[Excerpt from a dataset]
>> Start

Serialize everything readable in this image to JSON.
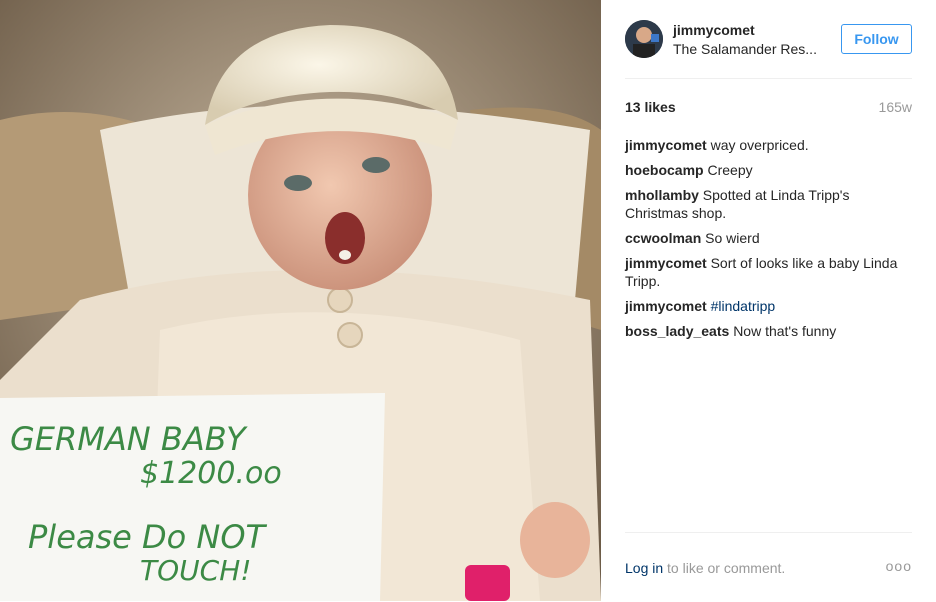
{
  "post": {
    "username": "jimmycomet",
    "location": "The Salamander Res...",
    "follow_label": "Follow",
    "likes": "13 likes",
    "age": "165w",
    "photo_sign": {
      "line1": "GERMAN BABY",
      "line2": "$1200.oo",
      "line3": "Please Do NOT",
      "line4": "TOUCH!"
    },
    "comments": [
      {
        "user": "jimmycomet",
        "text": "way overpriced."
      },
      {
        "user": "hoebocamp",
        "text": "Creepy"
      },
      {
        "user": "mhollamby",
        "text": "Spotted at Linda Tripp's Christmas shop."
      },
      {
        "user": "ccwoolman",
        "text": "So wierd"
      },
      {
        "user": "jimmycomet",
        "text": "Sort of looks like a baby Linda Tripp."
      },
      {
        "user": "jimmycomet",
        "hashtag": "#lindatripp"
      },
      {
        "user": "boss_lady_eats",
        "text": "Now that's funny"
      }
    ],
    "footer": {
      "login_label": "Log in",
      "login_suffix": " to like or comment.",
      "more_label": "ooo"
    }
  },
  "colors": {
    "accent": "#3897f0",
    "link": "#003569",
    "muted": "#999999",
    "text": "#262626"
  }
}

>> End
>> Start

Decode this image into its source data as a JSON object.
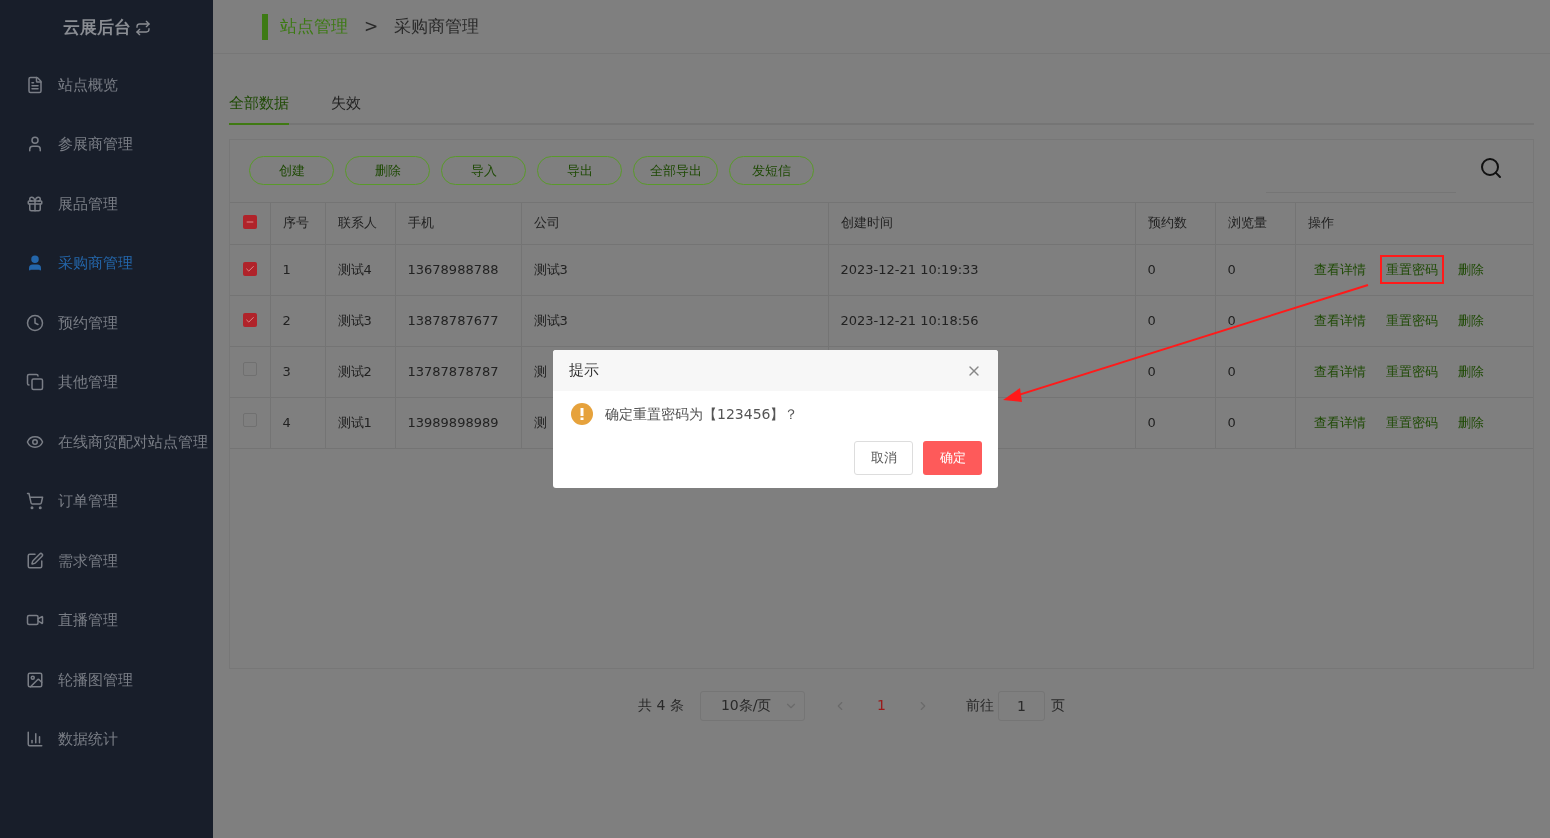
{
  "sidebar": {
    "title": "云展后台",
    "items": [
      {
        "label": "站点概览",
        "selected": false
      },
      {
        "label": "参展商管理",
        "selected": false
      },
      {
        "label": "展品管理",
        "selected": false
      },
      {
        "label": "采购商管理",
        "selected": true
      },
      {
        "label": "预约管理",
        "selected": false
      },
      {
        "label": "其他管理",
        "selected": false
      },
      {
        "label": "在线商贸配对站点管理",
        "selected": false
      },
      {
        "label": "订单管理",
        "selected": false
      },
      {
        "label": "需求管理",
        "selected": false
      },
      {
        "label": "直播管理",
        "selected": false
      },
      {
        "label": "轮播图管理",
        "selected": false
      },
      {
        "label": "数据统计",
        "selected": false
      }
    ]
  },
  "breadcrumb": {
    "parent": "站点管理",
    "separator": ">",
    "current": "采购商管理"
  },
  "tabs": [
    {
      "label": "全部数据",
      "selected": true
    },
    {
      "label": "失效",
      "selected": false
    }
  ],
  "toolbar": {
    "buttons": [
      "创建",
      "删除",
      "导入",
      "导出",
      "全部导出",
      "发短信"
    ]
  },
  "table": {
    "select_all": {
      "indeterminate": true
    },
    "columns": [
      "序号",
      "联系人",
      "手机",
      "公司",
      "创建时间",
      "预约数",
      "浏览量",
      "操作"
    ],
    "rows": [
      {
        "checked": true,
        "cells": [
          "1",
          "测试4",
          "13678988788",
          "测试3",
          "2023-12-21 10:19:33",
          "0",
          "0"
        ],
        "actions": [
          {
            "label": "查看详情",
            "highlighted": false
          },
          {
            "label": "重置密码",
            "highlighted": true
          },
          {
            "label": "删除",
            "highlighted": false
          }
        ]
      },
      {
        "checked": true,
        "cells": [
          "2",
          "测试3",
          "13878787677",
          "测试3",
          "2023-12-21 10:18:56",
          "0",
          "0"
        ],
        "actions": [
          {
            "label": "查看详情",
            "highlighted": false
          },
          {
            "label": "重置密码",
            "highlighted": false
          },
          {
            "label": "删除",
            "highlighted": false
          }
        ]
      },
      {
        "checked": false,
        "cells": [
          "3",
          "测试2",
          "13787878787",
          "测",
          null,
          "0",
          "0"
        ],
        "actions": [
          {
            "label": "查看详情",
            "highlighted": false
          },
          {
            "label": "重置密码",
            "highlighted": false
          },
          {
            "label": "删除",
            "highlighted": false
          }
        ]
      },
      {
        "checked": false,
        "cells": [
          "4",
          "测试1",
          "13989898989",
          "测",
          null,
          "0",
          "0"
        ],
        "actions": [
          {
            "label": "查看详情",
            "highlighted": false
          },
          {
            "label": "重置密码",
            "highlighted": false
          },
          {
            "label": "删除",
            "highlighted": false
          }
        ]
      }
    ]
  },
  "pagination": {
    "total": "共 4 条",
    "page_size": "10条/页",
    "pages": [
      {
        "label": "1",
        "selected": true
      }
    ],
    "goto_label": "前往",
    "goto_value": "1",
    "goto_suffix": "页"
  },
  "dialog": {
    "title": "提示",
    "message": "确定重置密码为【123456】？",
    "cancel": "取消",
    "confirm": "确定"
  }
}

>> End
>> Start

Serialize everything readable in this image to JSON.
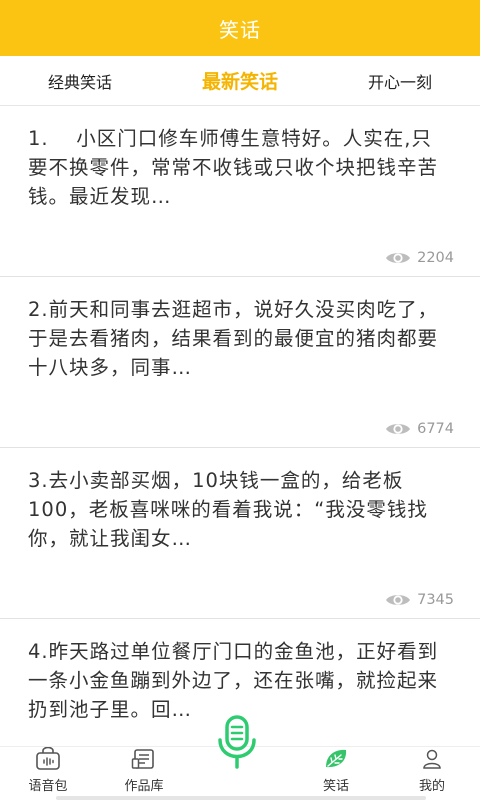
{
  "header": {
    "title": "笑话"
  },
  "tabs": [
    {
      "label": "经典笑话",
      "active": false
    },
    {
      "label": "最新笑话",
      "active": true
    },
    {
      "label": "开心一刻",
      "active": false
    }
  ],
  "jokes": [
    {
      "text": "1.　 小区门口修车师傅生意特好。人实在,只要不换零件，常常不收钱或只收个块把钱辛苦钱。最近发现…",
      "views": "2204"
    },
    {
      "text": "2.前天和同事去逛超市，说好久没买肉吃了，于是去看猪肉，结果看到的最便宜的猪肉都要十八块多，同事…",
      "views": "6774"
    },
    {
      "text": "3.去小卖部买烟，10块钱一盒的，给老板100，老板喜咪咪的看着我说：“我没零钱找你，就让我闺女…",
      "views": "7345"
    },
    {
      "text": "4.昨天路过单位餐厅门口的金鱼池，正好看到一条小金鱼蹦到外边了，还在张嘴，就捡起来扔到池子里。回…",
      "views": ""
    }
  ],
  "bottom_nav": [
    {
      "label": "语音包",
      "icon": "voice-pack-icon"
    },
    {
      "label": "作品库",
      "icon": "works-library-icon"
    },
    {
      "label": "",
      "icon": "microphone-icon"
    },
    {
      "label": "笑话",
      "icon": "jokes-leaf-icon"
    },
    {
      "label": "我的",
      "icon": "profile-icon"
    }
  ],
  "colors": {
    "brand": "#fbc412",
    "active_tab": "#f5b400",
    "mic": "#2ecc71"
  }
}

>> End

* EXERCISE INSTRUCTIONS:
Set out every line from the material that contains the string "true".

* RESPONSE:
        "selected": true
      "selected": true
      "indeterminate": true
        "checked": true,
            "highlighted": true
        "checked": true,
        "selected": true
      "active": true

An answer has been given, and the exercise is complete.